## begin EXTRACTED INFORMATION

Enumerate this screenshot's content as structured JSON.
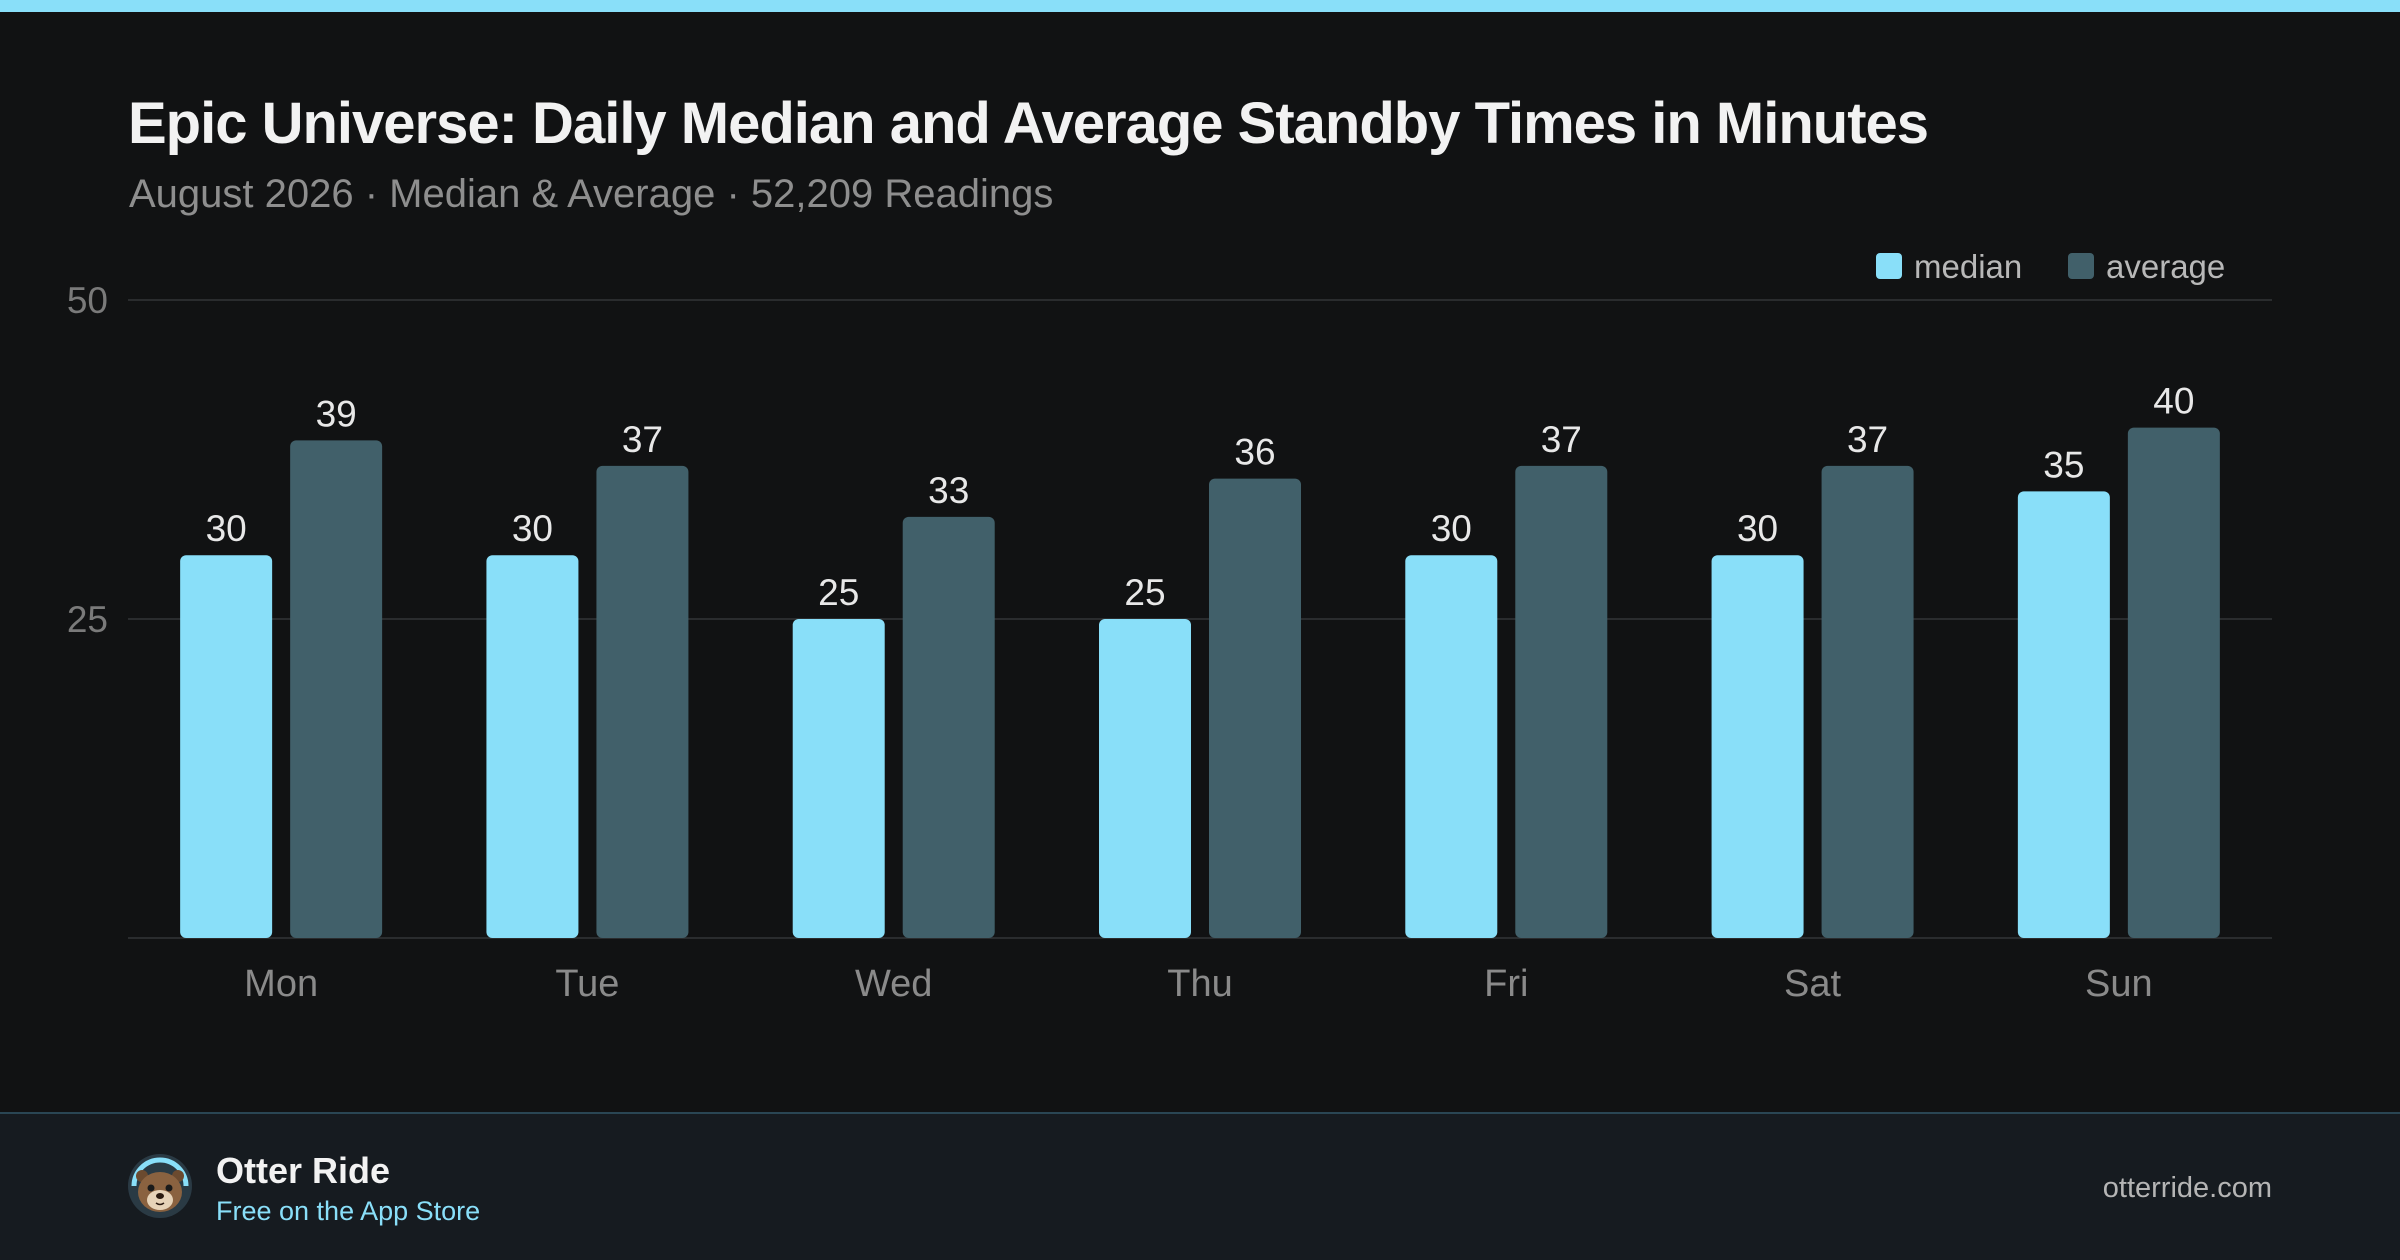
{
  "chart_data": {
    "type": "bar",
    "title": "Epic Universe: Daily Median and Average Standby Times in Minutes",
    "subtitle": "August 2026 · Median & Average · 52,209 Readings",
    "categories": [
      "Mon",
      "Tue",
      "Wed",
      "Thu",
      "Fri",
      "Sat",
      "Sun"
    ],
    "series": [
      {
        "name": "median",
        "values": [
          30,
          30,
          25,
          25,
          30,
          30,
          35
        ],
        "color": "#89dff9"
      },
      {
        "name": "average",
        "values": [
          39,
          37,
          33,
          36,
          37,
          37,
          40
        ],
        "color": "#41606a"
      }
    ],
    "ylim": [
      0,
      50
    ],
    "yticks": [
      25,
      50
    ],
    "grid": true,
    "legend_position": "top-right",
    "data_labels": true
  },
  "colors": {
    "accent": "#89dff9",
    "background": "#111213",
    "footer_background": "#161b20"
  },
  "footer": {
    "brand_name": "Otter Ride",
    "tagline": "Free on the App Store",
    "website": "otterride.com",
    "avatar_icon": "otter-icon"
  }
}
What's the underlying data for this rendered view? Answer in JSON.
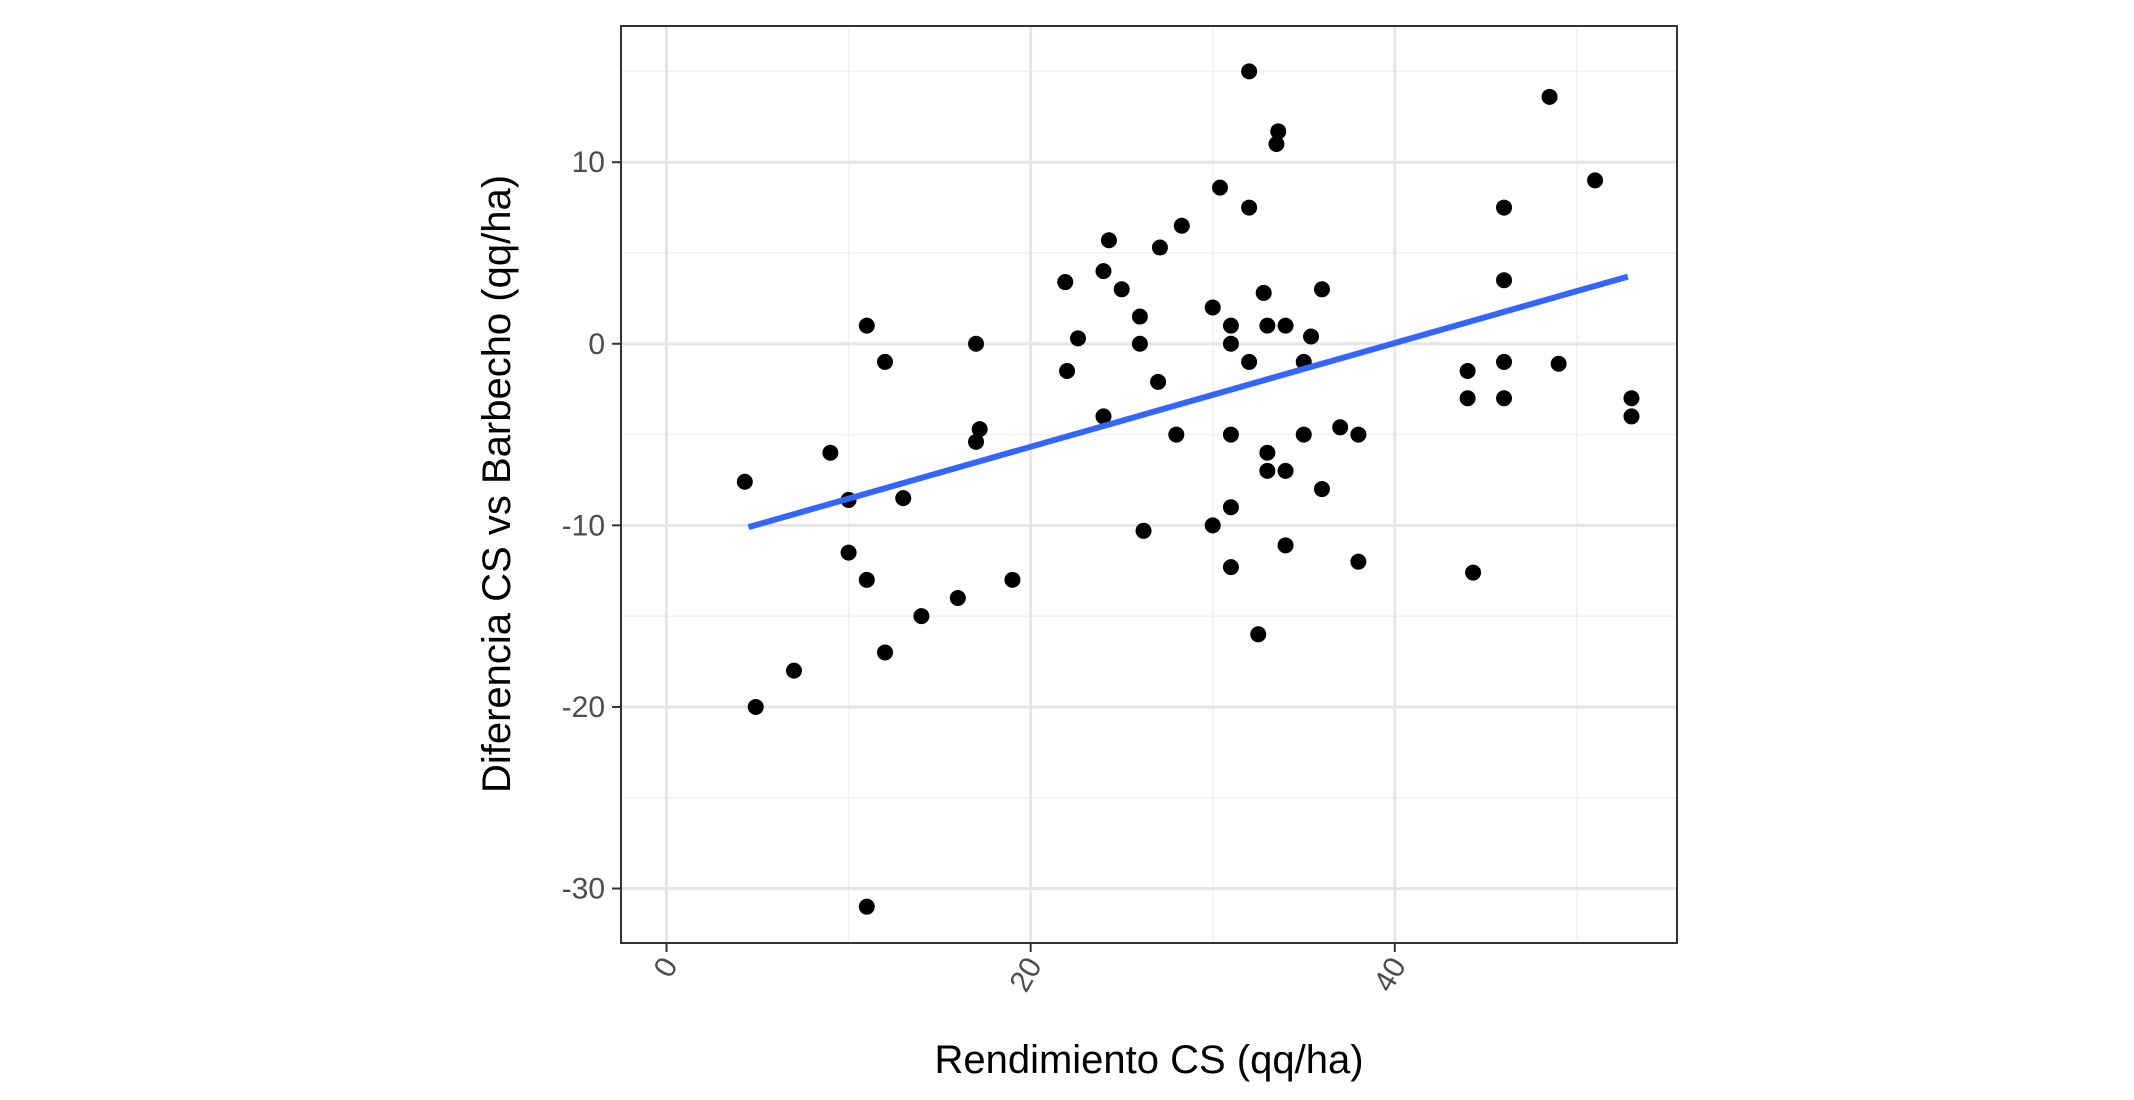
{
  "chart_data": {
    "type": "scatter",
    "title": "",
    "xlabel": "Rendimiento CS (qq/ha)",
    "ylabel": "Diferencia CS vs Barbecho (qq/ha)",
    "xlim": [
      -2.5,
      55.5
    ],
    "ylim": [
      -33,
      17.5
    ],
    "x_ticks": [
      0,
      20,
      40
    ],
    "x_tick_labels": [
      "0",
      "20",
      "40"
    ],
    "y_ticks": [
      -30,
      -20,
      -10,
      0,
      10
    ],
    "y_tick_labels": [
      "-30",
      "-20",
      "-10",
      "0",
      "10"
    ],
    "grid": true,
    "legend": "none",
    "point_color": "#000000",
    "trend_line": {
      "color": "#3366ff",
      "x": [
        4.5,
        52.8
      ],
      "y": [
        -10.1,
        3.7
      ]
    },
    "series": [
      {
        "points": [
          [
            4.3,
            -7.6
          ],
          [
            4.9,
            -20.0
          ],
          [
            7.0,
            -18.0
          ],
          [
            9.0,
            -6.0
          ],
          [
            10.0,
            -8.6
          ],
          [
            10.0,
            -11.5
          ],
          [
            11.0,
            -13.0
          ],
          [
            11.0,
            1.0
          ],
          [
            11.0,
            -31.0
          ],
          [
            12.0,
            -1.0
          ],
          [
            12.0,
            -17.0
          ],
          [
            13.0,
            -8.5
          ],
          [
            14.0,
            -15.0
          ],
          [
            16.0,
            -14.0
          ],
          [
            17.0,
            0.0
          ],
          [
            17.0,
            -5.4
          ],
          [
            17.2,
            -4.7
          ],
          [
            19.0,
            -13.0
          ],
          [
            21.9,
            3.4
          ],
          [
            22.0,
            -1.5
          ],
          [
            22.6,
            0.3
          ],
          [
            24.0,
            4.0
          ],
          [
            24.0,
            -4.0
          ],
          [
            24.3,
            5.7
          ],
          [
            25.0,
            3.0
          ],
          [
            26.0,
            1.5
          ],
          [
            26.0,
            0.0
          ],
          [
            26.2,
            -10.3
          ],
          [
            27.0,
            -2.1
          ],
          [
            27.1,
            5.3
          ],
          [
            28.0,
            -5.0
          ],
          [
            28.3,
            6.5
          ],
          [
            30.0,
            -10.0
          ],
          [
            30.0,
            2.0
          ],
          [
            30.4,
            8.6
          ],
          [
            31.0,
            1.0
          ],
          [
            31.0,
            0.0
          ],
          [
            31.0,
            -5.0
          ],
          [
            31.0,
            -9.0
          ],
          [
            31.0,
            -12.3
          ],
          [
            32.0,
            7.5
          ],
          [
            32.0,
            -1.0
          ],
          [
            32.0,
            15.0
          ],
          [
            32.5,
            -16.0
          ],
          [
            32.8,
            2.8
          ],
          [
            33.0,
            1.0
          ],
          [
            33.0,
            -6.0
          ],
          [
            33.0,
            -7.0
          ],
          [
            33.5,
            11.0
          ],
          [
            33.6,
            11.7
          ],
          [
            34.0,
            1.0
          ],
          [
            34.0,
            -7.0
          ],
          [
            34.0,
            -11.1
          ],
          [
            35.0,
            -1.0
          ],
          [
            35.0,
            -5.0
          ],
          [
            35.4,
            0.4
          ],
          [
            36.0,
            3.0
          ],
          [
            36.0,
            -8.0
          ],
          [
            37.0,
            -4.6
          ],
          [
            38.0,
            -5.0
          ],
          [
            38.0,
            -12.0
          ],
          [
            44.0,
            -1.5
          ],
          [
            44.0,
            -3.0
          ],
          [
            44.3,
            -12.6
          ],
          [
            46.0,
            7.5
          ],
          [
            46.0,
            3.5
          ],
          [
            46.0,
            -1.0
          ],
          [
            46.0,
            -3.0
          ],
          [
            48.5,
            13.6
          ],
          [
            49.0,
            -1.1
          ],
          [
            51.0,
            9.0
          ],
          [
            53.0,
            -3.0
          ],
          [
            53.0,
            -4.0
          ]
        ]
      }
    ]
  }
}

## end EXTRACTED INFORMATION

DIRECTIONS -
Every record above should come back exactly, but without its pictures.

ANSWER -
Enumerate this screenshot's content as structured JSON.
{
  "chart_data": {
    "type": "bar",
    "title": "Epic Universe: Daily Median and Average Standby Times in Minutes",
    "subtitle": "August 2026 · Median & Average · 52,209 Readings",
    "categories": [
      "Mon",
      "Tue",
      "Wed",
      "Thu",
      "Fri",
      "Sat",
      "Sun"
    ],
    "series": [
      {
        "name": "median",
        "values": [
          30,
          30,
          25,
          25,
          30,
          30,
          35
        ],
        "color": "#89dff9"
      },
      {
        "name": "average",
        "values": [
          39,
          37,
          33,
          36,
          37,
          37,
          40
        ],
        "color": "#41606a"
      }
    ],
    "ylim": [
      0,
      50
    ],
    "yticks": [
      25,
      50
    ],
    "grid": true,
    "legend_position": "top-right",
    "data_labels": true
  },
  "colors": {
    "accent": "#89dff9",
    "background": "#111213",
    "footer_background": "#161b20"
  },
  "footer": {
    "brand_name": "Otter Ride",
    "tagline": "Free on the App Store",
    "website": "otterride.com",
    "avatar_icon": "otter-icon"
  }
}
What's the underlying data for this rendered view? Answer in JSON.
{
  "chart_data": {
    "type": "scatter",
    "title": "",
    "xlabel": "Rendimiento CS (qq/ha)",
    "ylabel": "Diferencia CS vs Barbecho (qq/ha)",
    "xlim": [
      -2.5,
      55.5
    ],
    "ylim": [
      -33,
      17.5
    ],
    "x_ticks": [
      0,
      20,
      40
    ],
    "x_tick_labels": [
      "0",
      "20",
      "40"
    ],
    "y_ticks": [
      -30,
      -20,
      -10,
      0,
      10
    ],
    "y_tick_labels": [
      "-30",
      "-20",
      "-10",
      "0",
      "10"
    ],
    "grid": true,
    "legend": "none",
    "point_color": "#000000",
    "trend_line": {
      "color": "#3366ff",
      "x": [
        4.5,
        52.8
      ],
      "y": [
        -10.1,
        3.7
      ]
    },
    "series": [
      {
        "points": [
          [
            4.3,
            -7.6
          ],
          [
            4.9,
            -20.0
          ],
          [
            7.0,
            -18.0
          ],
          [
            9.0,
            -6.0
          ],
          [
            10.0,
            -8.6
          ],
          [
            10.0,
            -11.5
          ],
          [
            11.0,
            -13.0
          ],
          [
            11.0,
            1.0
          ],
          [
            11.0,
            -31.0
          ],
          [
            12.0,
            -1.0
          ],
          [
            12.0,
            -17.0
          ],
          [
            13.0,
            -8.5
          ],
          [
            14.0,
            -15.0
          ],
          [
            16.0,
            -14.0
          ],
          [
            17.0,
            0.0
          ],
          [
            17.0,
            -5.4
          ],
          [
            17.2,
            -4.7
          ],
          [
            19.0,
            -13.0
          ],
          [
            21.9,
            3.4
          ],
          [
            22.0,
            -1.5
          ],
          [
            22.6,
            0.3
          ],
          [
            24.0,
            4.0
          ],
          [
            24.0,
            -4.0
          ],
          [
            24.3,
            5.7
          ],
          [
            25.0,
            3.0
          ],
          [
            26.0,
            1.5
          ],
          [
            26.0,
            0.0
          ],
          [
            26.2,
            -10.3
          ],
          [
            27.0,
            -2.1
          ],
          [
            27.1,
            5.3
          ],
          [
            28.0,
            -5.0
          ],
          [
            28.3,
            6.5
          ],
          [
            30.0,
            -10.0
          ],
          [
            30.0,
            2.0
          ],
          [
            30.4,
            8.6
          ],
          [
            31.0,
            1.0
          ],
          [
            31.0,
            0.0
          ],
          [
            31.0,
            -5.0
          ],
          [
            31.0,
            -9.0
          ],
          [
            31.0,
            -12.3
          ],
          [
            32.0,
            7.5
          ],
          [
            32.0,
            -1.0
          ],
          [
            32.0,
            15.0
          ],
          [
            32.5,
            -16.0
          ],
          [
            32.8,
            2.8
          ],
          [
            33.0,
            1.0
          ],
          [
            33.0,
            -6.0
          ],
          [
            33.0,
            -7.0
          ],
          [
            33.5,
            11.0
          ],
          [
            33.6,
            11.7
          ],
          [
            34.0,
            1.0
          ],
          [
            34.0,
            -7.0
          ],
          [
            34.0,
            -11.1
          ],
          [
            35.0,
            -1.0
          ],
          [
            35.0,
            -5.0
          ],
          [
            35.4,
            0.4
          ],
          [
            36.0,
            3.0
          ],
          [
            36.0,
            -8.0
          ],
          [
            37.0,
            -4.6
          ],
          [
            38.0,
            -5.0
          ],
          [
            38.0,
            -12.0
          ],
          [
            44.0,
            -1.5
          ],
          [
            44.0,
            -3.0
          ],
          [
            44.3,
            -12.6
          ],
          [
            46.0,
            7.5
          ],
          [
            46.0,
            3.5
          ],
          [
            46.0,
            -1.0
          ],
          [
            46.0,
            -3.0
          ],
          [
            48.5,
            13.6
          ],
          [
            49.0,
            -1.1
          ],
          [
            51.0,
            9.0
          ],
          [
            53.0,
            -3.0
          ],
          [
            53.0,
            -4.0
          ]
        ]
      }
    ]
  }
}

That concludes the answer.